**Data for the task**
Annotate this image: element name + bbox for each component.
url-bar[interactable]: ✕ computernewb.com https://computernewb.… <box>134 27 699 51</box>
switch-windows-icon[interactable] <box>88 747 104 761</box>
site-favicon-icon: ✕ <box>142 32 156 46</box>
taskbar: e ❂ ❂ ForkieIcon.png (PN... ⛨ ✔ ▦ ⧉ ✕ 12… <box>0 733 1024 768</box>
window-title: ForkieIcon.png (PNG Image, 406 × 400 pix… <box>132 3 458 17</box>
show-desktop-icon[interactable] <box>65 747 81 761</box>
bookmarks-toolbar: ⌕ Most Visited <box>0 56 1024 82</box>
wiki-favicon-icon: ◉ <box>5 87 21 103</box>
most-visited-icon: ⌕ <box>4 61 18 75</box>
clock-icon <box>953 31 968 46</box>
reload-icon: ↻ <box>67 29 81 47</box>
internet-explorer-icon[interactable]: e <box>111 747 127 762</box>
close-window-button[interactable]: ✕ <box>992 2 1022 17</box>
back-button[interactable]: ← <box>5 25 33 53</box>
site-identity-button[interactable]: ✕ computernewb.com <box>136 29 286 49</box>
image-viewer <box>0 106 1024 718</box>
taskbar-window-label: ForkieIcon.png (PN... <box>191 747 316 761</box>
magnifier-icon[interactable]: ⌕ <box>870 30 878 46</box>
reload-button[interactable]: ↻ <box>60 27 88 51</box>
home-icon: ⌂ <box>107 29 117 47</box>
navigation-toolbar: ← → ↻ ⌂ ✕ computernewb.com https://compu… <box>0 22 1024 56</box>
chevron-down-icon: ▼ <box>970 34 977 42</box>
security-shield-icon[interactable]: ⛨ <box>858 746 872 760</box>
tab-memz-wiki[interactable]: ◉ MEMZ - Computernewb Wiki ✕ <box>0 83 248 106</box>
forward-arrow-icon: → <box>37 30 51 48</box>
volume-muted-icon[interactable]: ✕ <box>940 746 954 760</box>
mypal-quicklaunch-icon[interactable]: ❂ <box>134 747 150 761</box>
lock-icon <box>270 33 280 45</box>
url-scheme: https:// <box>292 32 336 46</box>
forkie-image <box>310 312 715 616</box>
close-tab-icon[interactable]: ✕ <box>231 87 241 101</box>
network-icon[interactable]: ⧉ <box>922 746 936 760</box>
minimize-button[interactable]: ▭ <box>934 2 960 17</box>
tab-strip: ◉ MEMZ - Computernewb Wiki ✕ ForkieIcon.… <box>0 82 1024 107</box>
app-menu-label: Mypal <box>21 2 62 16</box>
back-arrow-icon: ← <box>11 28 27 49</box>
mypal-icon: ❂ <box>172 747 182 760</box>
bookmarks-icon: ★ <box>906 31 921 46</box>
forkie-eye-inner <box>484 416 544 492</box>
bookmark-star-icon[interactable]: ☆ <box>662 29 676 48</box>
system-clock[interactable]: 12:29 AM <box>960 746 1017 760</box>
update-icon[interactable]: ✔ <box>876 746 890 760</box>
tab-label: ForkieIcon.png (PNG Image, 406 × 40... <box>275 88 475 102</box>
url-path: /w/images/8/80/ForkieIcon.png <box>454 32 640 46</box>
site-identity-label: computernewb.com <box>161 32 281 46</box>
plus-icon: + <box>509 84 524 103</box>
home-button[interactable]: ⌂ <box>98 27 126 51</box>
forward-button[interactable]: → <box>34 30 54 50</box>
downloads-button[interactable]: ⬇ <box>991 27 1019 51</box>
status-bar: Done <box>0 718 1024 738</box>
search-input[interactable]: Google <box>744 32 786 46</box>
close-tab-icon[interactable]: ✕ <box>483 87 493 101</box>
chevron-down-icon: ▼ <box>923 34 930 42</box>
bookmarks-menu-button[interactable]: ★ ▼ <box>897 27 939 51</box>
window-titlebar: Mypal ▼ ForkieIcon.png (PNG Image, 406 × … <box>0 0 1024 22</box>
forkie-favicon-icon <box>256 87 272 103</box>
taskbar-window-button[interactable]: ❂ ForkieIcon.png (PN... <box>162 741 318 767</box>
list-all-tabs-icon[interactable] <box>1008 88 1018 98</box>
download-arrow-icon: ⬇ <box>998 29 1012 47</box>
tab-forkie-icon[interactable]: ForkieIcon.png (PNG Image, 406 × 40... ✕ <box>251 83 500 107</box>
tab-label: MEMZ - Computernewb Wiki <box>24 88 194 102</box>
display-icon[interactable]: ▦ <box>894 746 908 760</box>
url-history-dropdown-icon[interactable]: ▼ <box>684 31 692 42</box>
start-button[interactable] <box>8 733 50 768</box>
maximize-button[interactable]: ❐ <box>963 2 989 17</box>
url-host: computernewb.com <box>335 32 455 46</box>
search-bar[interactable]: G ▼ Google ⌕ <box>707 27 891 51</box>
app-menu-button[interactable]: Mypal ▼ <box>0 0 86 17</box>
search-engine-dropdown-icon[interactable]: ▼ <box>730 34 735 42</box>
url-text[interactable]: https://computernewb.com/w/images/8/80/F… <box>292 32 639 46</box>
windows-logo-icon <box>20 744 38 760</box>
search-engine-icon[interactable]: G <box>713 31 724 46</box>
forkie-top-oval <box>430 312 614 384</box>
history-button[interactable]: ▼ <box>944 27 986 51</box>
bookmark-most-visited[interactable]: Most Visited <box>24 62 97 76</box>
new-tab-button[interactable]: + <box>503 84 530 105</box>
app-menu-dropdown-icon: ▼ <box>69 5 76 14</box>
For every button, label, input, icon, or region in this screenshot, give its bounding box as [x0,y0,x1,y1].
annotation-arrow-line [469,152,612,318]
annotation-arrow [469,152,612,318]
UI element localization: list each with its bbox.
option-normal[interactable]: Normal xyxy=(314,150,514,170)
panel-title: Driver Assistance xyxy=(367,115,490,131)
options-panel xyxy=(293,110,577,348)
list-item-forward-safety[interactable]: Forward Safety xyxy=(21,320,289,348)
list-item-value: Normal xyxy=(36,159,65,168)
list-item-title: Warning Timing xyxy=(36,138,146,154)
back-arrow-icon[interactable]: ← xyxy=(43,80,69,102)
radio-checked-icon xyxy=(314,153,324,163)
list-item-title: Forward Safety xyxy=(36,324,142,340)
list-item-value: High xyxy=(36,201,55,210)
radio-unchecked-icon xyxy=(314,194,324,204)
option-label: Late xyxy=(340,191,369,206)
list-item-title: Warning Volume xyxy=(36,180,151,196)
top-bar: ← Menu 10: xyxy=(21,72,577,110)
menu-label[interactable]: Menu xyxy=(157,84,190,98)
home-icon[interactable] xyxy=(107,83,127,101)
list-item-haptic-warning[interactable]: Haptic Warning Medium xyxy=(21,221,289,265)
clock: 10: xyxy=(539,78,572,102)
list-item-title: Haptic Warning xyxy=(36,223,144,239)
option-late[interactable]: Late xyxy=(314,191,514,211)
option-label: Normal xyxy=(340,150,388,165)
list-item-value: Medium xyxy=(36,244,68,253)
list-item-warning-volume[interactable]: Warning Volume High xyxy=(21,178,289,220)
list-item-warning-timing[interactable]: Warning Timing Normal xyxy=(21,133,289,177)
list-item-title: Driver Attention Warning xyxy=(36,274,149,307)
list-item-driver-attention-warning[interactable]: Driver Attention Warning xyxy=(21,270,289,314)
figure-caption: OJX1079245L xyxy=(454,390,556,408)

**Task statement**
Copy out every line of the data above word for word, without any changes.

**Written response**
Annotate this image: element name + bbox for each component.
url-bar[interactable]: ✕ computernewb.com https://computernewb.… <box>134 27 699 51</box>
switch-windows-icon[interactable] <box>88 747 104 761</box>
site-favicon-icon: ✕ <box>142 32 156 46</box>
taskbar: e ❂ ❂ ForkieIcon.png (PN... ⛨ ✔ ▦ ⧉ ✕ 12… <box>0 733 1024 768</box>
window-title: ForkieIcon.png (PNG Image, 406 × 400 pix… <box>132 3 458 17</box>
show-desktop-icon[interactable] <box>65 747 81 761</box>
bookmarks-toolbar: ⌕ Most Visited <box>0 56 1024 82</box>
wiki-favicon-icon: ◉ <box>5 87 21 103</box>
most-visited-icon: ⌕ <box>4 61 18 75</box>
clock-icon <box>953 31 968 46</box>
reload-icon: ↻ <box>67 29 81 47</box>
internet-explorer-icon[interactable]: e <box>111 747 127 762</box>
close-window-button[interactable]: ✕ <box>992 2 1022 17</box>
back-button[interactable]: ← <box>5 25 33 53</box>
site-identity-button[interactable]: ✕ computernewb.com <box>136 29 286 49</box>
image-viewer <box>0 106 1024 718</box>
taskbar-window-label: ForkieIcon.png (PN... <box>191 747 316 761</box>
magnifier-icon[interactable]: ⌕ <box>870 30 878 46</box>
reload-button[interactable]: ↻ <box>60 27 88 51</box>
home-icon: ⌂ <box>107 29 117 47</box>
navigation-toolbar: ← → ↻ ⌂ ✕ computernewb.com https://compu… <box>0 22 1024 56</box>
chevron-down-icon: ▼ <box>970 34 977 42</box>
security-shield-icon[interactable]: ⛨ <box>858 746 872 760</box>
tab-memz-wiki[interactable]: ◉ MEMZ - Computernewb Wiki ✕ <box>0 83 248 106</box>
forward-arrow-icon: → <box>37 30 51 48</box>
volume-muted-icon[interactable]: ✕ <box>940 746 954 760</box>
mypal-quicklaunch-icon[interactable]: ❂ <box>134 747 150 761</box>
lock-icon <box>270 33 280 45</box>
url-scheme: https:// <box>292 32 336 46</box>
forkie-image <box>310 312 715 616</box>
close-tab-icon[interactable]: ✕ <box>231 87 241 101</box>
network-icon[interactable]: ⧉ <box>922 746 936 760</box>
minimize-button[interactable]: ▭ <box>934 2 960 17</box>
tab-strip: ◉ MEMZ - Computernewb Wiki ✕ ForkieIcon.… <box>0 82 1024 107</box>
app-menu-label: Mypal <box>21 2 62 16</box>
back-arrow-icon: ← <box>11 28 27 49</box>
mypal-icon: ❂ <box>172 747 182 760</box>
bookmarks-icon: ★ <box>906 31 921 46</box>
forkie-eye-inner <box>484 416 544 492</box>
bookmark-star-icon[interactable]: ☆ <box>662 29 676 48</box>
system-clock[interactable]: 12:29 AM <box>960 746 1017 760</box>
update-icon[interactable]: ✔ <box>876 746 890 760</box>
tab-label: ForkieIcon.png (PNG Image, 406 × 40... <box>275 88 475 102</box>
url-path: /w/images/8/80/ForkieIcon.png <box>454 32 640 46</box>
site-identity-label: computernewb.com <box>161 32 281 46</box>
plus-icon: + <box>509 84 524 103</box>
home-button[interactable]: ⌂ <box>98 27 126 51</box>
forward-button[interactable]: → <box>34 30 54 50</box>
downloads-button[interactable]: ⬇ <box>991 27 1019 51</box>
status-bar: Done <box>0 718 1024 738</box>
search-input[interactable]: Google <box>744 32 786 46</box>
close-tab-icon[interactable]: ✕ <box>483 87 493 101</box>
chevron-down-icon: ▼ <box>923 34 930 42</box>
bookmarks-menu-button[interactable]: ★ ▼ <box>897 27 939 51</box>
window-titlebar: Mypal ▼ ForkieIcon.png (PNG Image, 406 × … <box>0 0 1024 22</box>
forkie-favicon-icon <box>256 87 272 103</box>
taskbar-window-button[interactable]: ❂ ForkieIcon.png (PN... <box>162 741 318 767</box>
list-all-tabs-icon[interactable] <box>1008 88 1018 98</box>
download-arrow-icon: ⬇ <box>998 29 1012 47</box>
tab-forkie-icon[interactable]: ForkieIcon.png (PNG Image, 406 × 40... ✕ <box>251 83 500 107</box>
tab-label: MEMZ - Computernewb Wiki <box>24 88 194 102</box>
display-icon[interactable]: ▦ <box>894 746 908 760</box>
url-history-dropdown-icon[interactable]: ▼ <box>684 31 692 42</box>
start-button[interactable] <box>8 733 50 768</box>
maximize-button[interactable]: ❐ <box>963 2 989 17</box>
url-host: computernewb.com <box>335 32 455 46</box>
search-bar[interactable]: G ▼ Google ⌕ <box>707 27 891 51</box>
app-menu-button[interactable]: Mypal ▼ <box>0 0 86 17</box>
search-engine-dropdown-icon[interactable]: ▼ <box>730 34 735 42</box>
url-text[interactable]: https://computernewb.com/w/images/8/80/F… <box>292 32 639 46</box>
windows-logo-icon <box>20 744 38 760</box>
search-engine-icon[interactable]: G <box>713 31 724 46</box>
forkie-top-oval <box>430 312 614 384</box>
history-button[interactable]: ▼ <box>944 27 986 51</box>
bookmark-most-visited[interactable]: Most Visited <box>24 62 97 76</box>
new-tab-button[interactable]: + <box>503 84 530 105</box>
app-menu-dropdown-icon: ▼ <box>69 5 76 14</box>
For every button, label, input, icon, or region in this screenshot, give its bounding box as [x0,y0,x1,y1].
annotation-arrow-line [469,152,612,318]
annotation-arrow [469,152,612,318]
UI element localization: list each with its bbox.
option-normal[interactable]: Normal xyxy=(314,150,514,170)
panel-title: Driver Assistance xyxy=(367,115,490,131)
options-panel xyxy=(293,110,577,348)
list-item-forward-safety[interactable]: Forward Safety xyxy=(21,320,289,348)
list-item-value: Normal xyxy=(36,159,65,168)
list-item-title: Warning Timing xyxy=(36,138,146,154)
back-arrow-icon[interactable]: ← xyxy=(43,80,69,102)
radio-checked-icon xyxy=(314,153,324,163)
list-item-title: Forward Safety xyxy=(36,324,142,340)
list-item-value: High xyxy=(36,201,55,210)
radio-unchecked-icon xyxy=(314,194,324,204)
option-label: Late xyxy=(340,191,369,206)
list-item-title: Warning Volume xyxy=(36,180,151,196)
top-bar: ← Menu 10: xyxy=(21,72,577,110)
menu-label[interactable]: Menu xyxy=(157,84,190,98)
home-icon[interactable] xyxy=(107,83,127,101)
list-item-haptic-warning[interactable]: Haptic Warning Medium xyxy=(21,221,289,265)
clock: 10: xyxy=(539,78,572,102)
list-item-title: Haptic Warning xyxy=(36,223,144,239)
option-late[interactable]: Late xyxy=(314,191,514,211)
option-label: Normal xyxy=(340,150,388,165)
list-item-value: Medium xyxy=(36,244,68,253)
list-item-warning-volume[interactable]: Warning Volume High xyxy=(21,178,289,220)
list-item-warning-timing[interactable]: Warning Timing Normal xyxy=(21,133,289,177)
list-item-title: Driver Attention Warning xyxy=(36,274,149,307)
list-item-driver-attention-warning[interactable]: Driver Attention Warning xyxy=(21,270,289,314)
figure-caption: OJX1079245L xyxy=(454,390,556,408)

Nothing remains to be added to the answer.